GIVEN RECORDS:
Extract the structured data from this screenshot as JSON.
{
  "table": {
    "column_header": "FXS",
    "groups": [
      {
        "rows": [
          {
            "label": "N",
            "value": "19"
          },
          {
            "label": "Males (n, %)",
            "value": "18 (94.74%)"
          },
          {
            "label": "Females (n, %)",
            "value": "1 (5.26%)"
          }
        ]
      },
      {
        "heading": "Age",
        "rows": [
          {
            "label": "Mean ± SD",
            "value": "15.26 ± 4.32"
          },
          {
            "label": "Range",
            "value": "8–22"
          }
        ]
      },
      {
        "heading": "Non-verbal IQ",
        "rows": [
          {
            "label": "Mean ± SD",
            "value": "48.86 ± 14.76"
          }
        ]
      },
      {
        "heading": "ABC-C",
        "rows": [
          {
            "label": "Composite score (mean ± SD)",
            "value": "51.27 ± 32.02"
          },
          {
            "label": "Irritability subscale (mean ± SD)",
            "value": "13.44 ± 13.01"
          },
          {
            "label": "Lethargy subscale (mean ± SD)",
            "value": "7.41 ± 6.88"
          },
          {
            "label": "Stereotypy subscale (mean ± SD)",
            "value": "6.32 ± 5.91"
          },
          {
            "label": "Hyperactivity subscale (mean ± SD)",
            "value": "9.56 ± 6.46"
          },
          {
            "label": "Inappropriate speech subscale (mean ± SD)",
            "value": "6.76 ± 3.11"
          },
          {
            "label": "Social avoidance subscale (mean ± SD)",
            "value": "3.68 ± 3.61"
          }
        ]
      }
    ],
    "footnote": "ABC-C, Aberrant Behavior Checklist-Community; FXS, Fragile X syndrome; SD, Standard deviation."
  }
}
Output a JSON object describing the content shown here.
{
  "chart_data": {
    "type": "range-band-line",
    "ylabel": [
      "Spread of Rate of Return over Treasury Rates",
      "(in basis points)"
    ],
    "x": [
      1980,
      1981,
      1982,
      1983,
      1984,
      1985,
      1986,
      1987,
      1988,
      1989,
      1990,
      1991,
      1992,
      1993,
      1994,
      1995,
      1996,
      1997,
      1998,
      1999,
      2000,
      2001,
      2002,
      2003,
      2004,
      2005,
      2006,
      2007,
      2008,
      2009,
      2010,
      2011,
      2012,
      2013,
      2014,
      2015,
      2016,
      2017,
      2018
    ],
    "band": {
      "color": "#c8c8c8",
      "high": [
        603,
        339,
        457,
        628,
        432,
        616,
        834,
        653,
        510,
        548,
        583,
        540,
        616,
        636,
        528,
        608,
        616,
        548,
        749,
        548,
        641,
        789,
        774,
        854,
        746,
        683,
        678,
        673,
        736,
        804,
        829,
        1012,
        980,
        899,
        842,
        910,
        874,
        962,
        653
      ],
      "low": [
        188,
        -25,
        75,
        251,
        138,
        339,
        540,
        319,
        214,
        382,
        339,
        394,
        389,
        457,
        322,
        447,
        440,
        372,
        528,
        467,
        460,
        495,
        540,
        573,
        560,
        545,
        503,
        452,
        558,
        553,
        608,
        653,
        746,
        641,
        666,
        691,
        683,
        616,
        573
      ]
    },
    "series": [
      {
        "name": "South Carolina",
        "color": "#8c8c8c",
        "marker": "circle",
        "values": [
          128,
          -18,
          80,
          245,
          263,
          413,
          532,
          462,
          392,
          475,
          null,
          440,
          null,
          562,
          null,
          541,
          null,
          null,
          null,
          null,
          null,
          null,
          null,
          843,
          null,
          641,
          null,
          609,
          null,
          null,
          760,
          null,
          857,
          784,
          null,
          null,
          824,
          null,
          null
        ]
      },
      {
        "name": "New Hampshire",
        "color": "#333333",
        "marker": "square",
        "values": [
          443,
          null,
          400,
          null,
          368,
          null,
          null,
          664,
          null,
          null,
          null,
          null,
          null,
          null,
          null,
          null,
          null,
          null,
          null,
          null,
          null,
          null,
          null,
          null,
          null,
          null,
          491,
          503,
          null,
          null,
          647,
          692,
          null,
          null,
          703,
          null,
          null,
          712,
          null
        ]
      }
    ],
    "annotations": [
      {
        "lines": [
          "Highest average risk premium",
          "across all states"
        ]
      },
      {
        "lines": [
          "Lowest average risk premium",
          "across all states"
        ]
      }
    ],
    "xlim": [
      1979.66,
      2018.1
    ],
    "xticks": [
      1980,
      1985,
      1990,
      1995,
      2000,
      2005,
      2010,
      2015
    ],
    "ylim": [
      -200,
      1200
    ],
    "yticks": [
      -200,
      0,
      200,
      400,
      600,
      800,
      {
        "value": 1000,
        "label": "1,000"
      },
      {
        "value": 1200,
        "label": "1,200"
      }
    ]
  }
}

TASK REQUIREMENTS: State the number of lines that contain the string "risk", with no other words.

SOLUTION FOR THIS EXERCISE: 2